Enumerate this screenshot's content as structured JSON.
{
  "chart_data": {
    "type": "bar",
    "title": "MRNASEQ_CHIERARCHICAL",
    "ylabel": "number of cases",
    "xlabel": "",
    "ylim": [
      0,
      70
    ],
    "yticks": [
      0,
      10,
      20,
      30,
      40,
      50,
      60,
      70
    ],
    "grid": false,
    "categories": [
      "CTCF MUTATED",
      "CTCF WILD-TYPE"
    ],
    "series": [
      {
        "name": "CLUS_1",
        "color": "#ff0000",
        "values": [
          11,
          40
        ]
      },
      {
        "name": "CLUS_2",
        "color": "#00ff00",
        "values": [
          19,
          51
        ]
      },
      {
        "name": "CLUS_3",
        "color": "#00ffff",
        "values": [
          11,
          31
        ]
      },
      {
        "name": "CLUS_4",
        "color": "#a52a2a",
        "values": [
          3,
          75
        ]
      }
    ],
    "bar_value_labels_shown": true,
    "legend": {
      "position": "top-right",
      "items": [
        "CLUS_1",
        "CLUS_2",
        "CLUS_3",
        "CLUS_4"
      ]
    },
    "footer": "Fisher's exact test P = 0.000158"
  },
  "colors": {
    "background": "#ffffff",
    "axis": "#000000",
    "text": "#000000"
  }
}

----------

Problem:
Line by line, repeat the listing exactly as written.

Finished exercise:
Enumerate this screenshot's content as structured JSON.
{
  "chart_data": {
    "type": "bar",
    "title": "MRNASEQ_CHIERARCHICAL",
    "ylabel": "number of cases",
    "xlabel": "",
    "ylim": [
      0,
      70
    ],
    "yticks": [
      0,
      10,
      20,
      30,
      40,
      50,
      60,
      70
    ],
    "grid": false,
    "categories": [
      "CTCF MUTATED",
      "CTCF WILD-TYPE"
    ],
    "series": [
      {
        "name": "CLUS_1",
        "color": "#ff0000",
        "values": [
          11,
          40
        ]
      },
      {
        "name": "CLUS_2",
        "color": "#00ff00",
        "values": [
          19,
          51
        ]
      },
      {
        "name": "CLUS_3",
        "color": "#00ffff",
        "values": [
          11,
          31
        ]
      },
      {
        "name": "CLUS_4",
        "color": "#a52a2a",
        "values": [
          3,
          75
        ]
      }
    ],
    "bar_value_labels_shown": true,
    "legend": {
      "position": "top-right",
      "items": [
        "CLUS_1",
        "CLUS_2",
        "CLUS_3",
        "CLUS_4"
      ]
    },
    "footer": "Fisher's exact test P = 0.000158"
  },
  "colors": {
    "background": "#ffffff",
    "axis": "#000000",
    "text": "#000000"
  }
}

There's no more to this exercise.